## Saved data entries

______

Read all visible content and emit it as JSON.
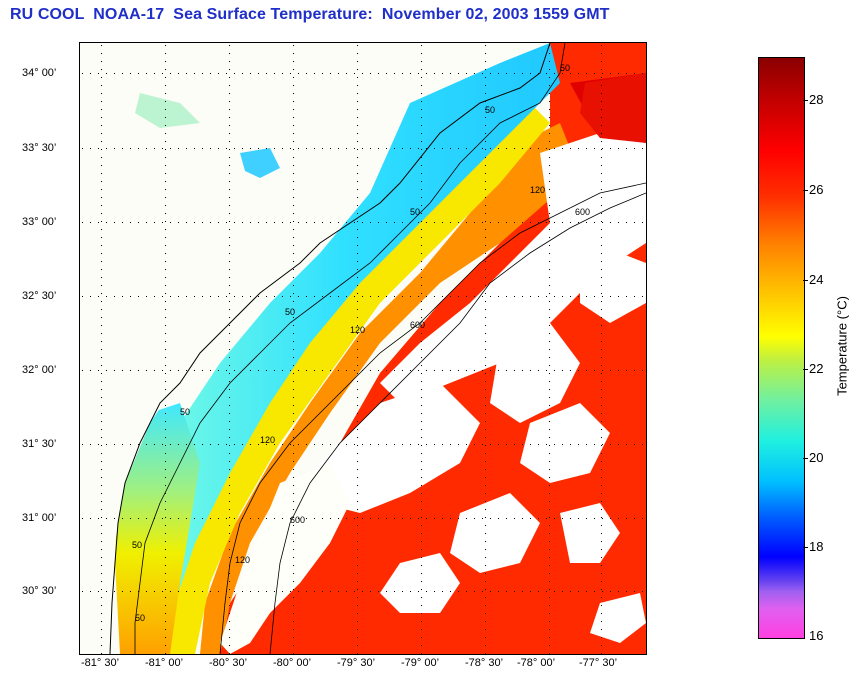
{
  "title": "RU COOL  NOAA-17  Sea Surface Temperature:  November 02, 2003 1559 GMT",
  "map": {
    "lat_labels": [
      "34° 00’",
      "33° 30’",
      "33° 00’",
      "32° 30’",
      "32° 00’",
      "31° 30’",
      "31° 00’",
      "30° 30’"
    ],
    "lon_labels": [
      "-81° 30’",
      "-81° 00’",
      "-80° 30’",
      "-80° 00’",
      "-79° 30’",
      "-79° 00’",
      "-78° 30’",
      "-78° 00’",
      "-77° 30’"
    ],
    "contour_labels": [
      "50",
      "50",
      "50",
      "50",
      "50",
      "50",
      "50",
      "120",
      "120",
      "120",
      "120",
      "600",
      "600",
      "600"
    ],
    "colors": {
      "land": "#fdfdf8",
      "cloud": "#ffffff",
      "nearshore": "#80ffff",
      "shelf": "#40e8ff",
      "mid": "#ffe000",
      "outer": "#ff8c00",
      "warm": "#ff2000",
      "hot": "#e00000",
      "contour": "#000000"
    }
  },
  "colorbar": {
    "title": "Temperature (°C)",
    "ticks": [
      "28",
      "26",
      "24",
      "22",
      "20",
      "18",
      "16"
    ],
    "min": 16,
    "max": 29
  }
}
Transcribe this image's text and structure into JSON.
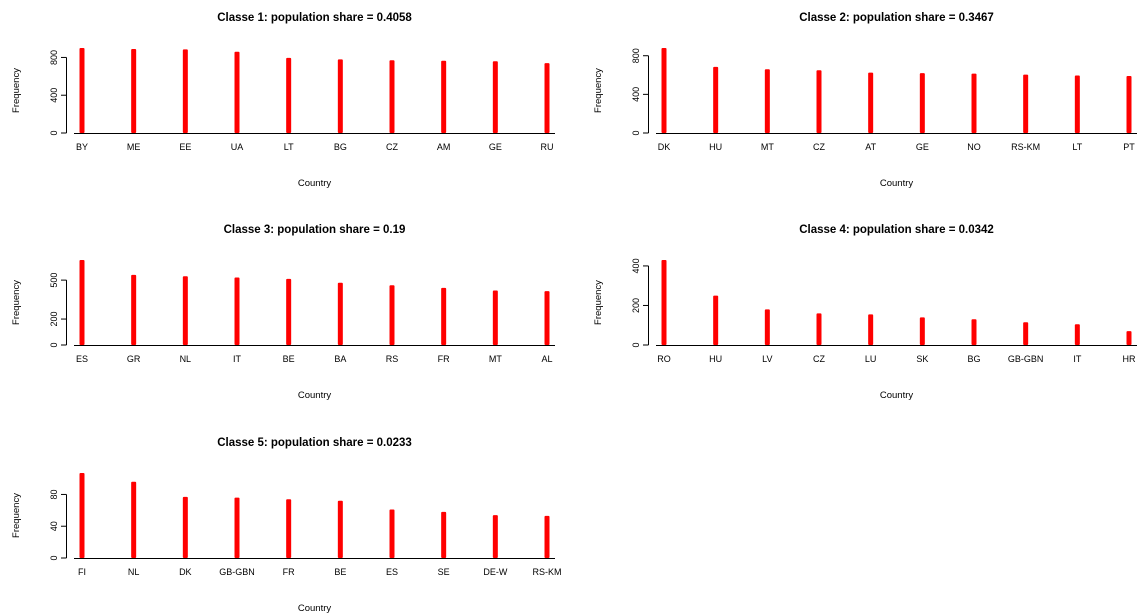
{
  "figure": {
    "color_bars": "#ff0000",
    "color_axes": "#000000"
  },
  "chart_data": [
    {
      "type": "bar",
      "title": "Classe 1: population share =  0.4058",
      "xlabel": "Country",
      "ylabel": "Frequency",
      "categories": [
        "BY",
        "ME",
        "EE",
        "UA",
        "LT",
        "BG",
        "CZ",
        "AM",
        "GE",
        "RU"
      ],
      "values": [
        900,
        890,
        885,
        860,
        795,
        780,
        770,
        765,
        760,
        740
      ],
      "ylim": [
        0,
        900
      ],
      "yticks": [
        0,
        400,
        800
      ],
      "ytick_labels": [
        "0",
        "400",
        "800"
      ]
    },
    {
      "type": "bar",
      "title": "Classe 2: population share =  0.3467",
      "xlabel": "Country",
      "ylabel": "Frequency",
      "categories": [
        "DK",
        "HU",
        "MT",
        "CZ",
        "AT",
        "GE",
        "NO",
        "RS-KM",
        "LT",
        "PT"
      ],
      "values": [
        880,
        685,
        660,
        650,
        625,
        620,
        615,
        605,
        595,
        590
      ],
      "ylim": [
        0,
        880
      ],
      "yticks": [
        0,
        400,
        800
      ],
      "ytick_labels": [
        "0",
        "400",
        "800"
      ]
    },
    {
      "type": "bar",
      "title": "Classe 3: population share =  0.19",
      "xlabel": "Country",
      "ylabel": "Frequency",
      "categories": [
        "ES",
        "GR",
        "NL",
        "IT",
        "BE",
        "BA",
        "RS",
        "FR",
        "MT",
        "AL"
      ],
      "values": [
        655,
        540,
        530,
        520,
        510,
        480,
        460,
        440,
        420,
        415
      ],
      "ylim": [
        0,
        655
      ],
      "yticks": [
        0,
        200,
        500
      ],
      "ytick_labels": [
        "0",
        "200",
        "500"
      ]
    },
    {
      "type": "bar",
      "title": "Classe 4: population share =  0.0342",
      "xlabel": "Country",
      "ylabel": "Frequency",
      "categories": [
        "RO",
        "HU",
        "LV",
        "CZ",
        "LU",
        "SK",
        "BG",
        "GB-GBN",
        "IT",
        "HR"
      ],
      "values": [
        430,
        250,
        180,
        160,
        155,
        140,
        130,
        115,
        105,
        70
      ],
      "ylim": [
        0,
        430
      ],
      "yticks": [
        0,
        200,
        400
      ],
      "ytick_labels": [
        "0",
        "200",
        "400"
      ]
    },
    {
      "type": "bar",
      "title": "Classe 5: population share =  0.0233",
      "xlabel": "Country",
      "ylabel": "Frequency",
      "categories": [
        "FI",
        "NL",
        "DK",
        "GB-GBN",
        "FR",
        "BE",
        "ES",
        "SE",
        "DE-W",
        "RS-KM"
      ],
      "values": [
        107,
        96,
        77,
        76,
        74,
        72,
        61,
        58,
        54,
        53
      ],
      "ylim": [
        0,
        107
      ],
      "yticks": [
        0,
        40,
        80
      ],
      "ytick_labels": [
        "0",
        "40",
        "80"
      ]
    }
  ]
}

______

## Work required
All lines above with "title" in them should be returned.

## Exercise answer
  "title": "RU COOL  NOAA-17  Sea Surface Temperature:  November 02, 2003 1559 GMT",
    "title": "Temperature (°C)",
      "title": "Classe 1: population share =  0.4058",
      "title": "Classe 2: population share =  0.3467",
      "title": "Classe 3: population share =  0.19",
      "title": "Classe 4: population share =  0.0342",
      "title": "Classe 5: population share =  0.0233",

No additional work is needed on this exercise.